--- Start DATA LISTING ---

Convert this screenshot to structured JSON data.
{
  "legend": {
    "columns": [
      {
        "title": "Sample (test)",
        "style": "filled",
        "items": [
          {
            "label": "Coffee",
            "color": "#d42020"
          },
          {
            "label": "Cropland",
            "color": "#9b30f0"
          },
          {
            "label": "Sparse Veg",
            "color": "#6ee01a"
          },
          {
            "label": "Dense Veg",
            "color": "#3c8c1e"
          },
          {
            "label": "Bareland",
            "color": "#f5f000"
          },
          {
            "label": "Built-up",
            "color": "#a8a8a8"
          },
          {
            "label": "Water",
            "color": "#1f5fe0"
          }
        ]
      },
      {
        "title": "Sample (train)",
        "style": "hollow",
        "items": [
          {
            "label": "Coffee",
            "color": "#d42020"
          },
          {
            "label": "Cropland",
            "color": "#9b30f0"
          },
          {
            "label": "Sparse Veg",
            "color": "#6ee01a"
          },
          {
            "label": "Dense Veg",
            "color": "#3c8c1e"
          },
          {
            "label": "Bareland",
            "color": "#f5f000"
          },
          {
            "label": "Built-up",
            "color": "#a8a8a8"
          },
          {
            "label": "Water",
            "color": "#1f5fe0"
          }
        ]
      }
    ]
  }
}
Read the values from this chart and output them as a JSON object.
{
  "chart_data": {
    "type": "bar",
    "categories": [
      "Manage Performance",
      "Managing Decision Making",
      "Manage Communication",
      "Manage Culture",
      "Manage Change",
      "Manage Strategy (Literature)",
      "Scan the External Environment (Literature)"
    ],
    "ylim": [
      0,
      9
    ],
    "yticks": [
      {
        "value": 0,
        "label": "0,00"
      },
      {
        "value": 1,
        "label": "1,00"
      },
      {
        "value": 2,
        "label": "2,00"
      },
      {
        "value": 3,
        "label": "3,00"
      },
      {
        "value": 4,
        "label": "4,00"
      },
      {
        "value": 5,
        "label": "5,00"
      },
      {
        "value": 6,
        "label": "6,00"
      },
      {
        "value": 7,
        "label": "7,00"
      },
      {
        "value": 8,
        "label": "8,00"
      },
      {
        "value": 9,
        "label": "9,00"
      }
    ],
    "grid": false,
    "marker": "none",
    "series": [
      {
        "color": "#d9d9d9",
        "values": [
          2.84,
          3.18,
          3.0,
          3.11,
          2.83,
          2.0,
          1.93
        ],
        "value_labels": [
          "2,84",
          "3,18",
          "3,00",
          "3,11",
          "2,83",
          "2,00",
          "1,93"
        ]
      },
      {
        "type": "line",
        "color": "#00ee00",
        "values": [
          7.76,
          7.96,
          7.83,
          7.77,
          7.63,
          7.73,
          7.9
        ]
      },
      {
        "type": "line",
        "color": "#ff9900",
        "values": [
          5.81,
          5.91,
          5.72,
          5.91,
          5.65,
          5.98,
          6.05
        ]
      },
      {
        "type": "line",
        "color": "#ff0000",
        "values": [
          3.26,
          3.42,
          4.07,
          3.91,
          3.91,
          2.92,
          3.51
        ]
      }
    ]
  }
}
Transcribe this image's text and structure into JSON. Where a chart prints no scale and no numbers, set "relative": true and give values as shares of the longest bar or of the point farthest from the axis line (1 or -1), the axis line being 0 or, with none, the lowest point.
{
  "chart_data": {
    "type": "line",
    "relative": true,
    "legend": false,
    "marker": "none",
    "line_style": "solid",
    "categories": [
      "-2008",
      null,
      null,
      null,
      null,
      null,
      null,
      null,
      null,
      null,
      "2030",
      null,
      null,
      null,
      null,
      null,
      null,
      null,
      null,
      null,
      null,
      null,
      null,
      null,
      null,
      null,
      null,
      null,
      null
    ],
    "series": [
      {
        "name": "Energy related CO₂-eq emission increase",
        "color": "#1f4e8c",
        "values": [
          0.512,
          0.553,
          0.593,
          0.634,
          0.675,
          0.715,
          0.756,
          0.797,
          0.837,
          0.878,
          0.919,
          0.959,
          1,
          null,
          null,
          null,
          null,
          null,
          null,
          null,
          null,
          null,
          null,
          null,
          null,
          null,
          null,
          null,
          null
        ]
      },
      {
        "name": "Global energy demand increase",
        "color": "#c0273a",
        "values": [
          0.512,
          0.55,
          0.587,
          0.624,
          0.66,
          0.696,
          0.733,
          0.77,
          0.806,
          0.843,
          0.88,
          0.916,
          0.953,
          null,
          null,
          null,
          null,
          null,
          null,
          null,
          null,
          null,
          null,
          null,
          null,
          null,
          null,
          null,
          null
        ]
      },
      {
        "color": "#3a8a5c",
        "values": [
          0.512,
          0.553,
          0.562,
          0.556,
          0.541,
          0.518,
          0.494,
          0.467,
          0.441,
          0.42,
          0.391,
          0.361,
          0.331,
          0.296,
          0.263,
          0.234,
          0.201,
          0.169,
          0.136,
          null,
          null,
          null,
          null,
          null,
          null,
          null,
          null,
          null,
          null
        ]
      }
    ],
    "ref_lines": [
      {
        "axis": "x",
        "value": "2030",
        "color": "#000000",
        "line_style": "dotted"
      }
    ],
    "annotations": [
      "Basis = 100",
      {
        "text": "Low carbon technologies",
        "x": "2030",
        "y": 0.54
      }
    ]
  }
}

--- End DATA LISTING ---

◆ **GIVEN EXERCISE**
Pull out all lines from the listing that contain the string "true".

◆ **EXERCISE SOLUTION**
Transcribe this image's text and structure into JSON. Where a chart prints no scale and no numbers, set "relative": true and give values as shares of the longest bar or of the point farthest from the axis line (1 or -1), the axis line being 0 or, with none, the lowest point.
    "relative": true,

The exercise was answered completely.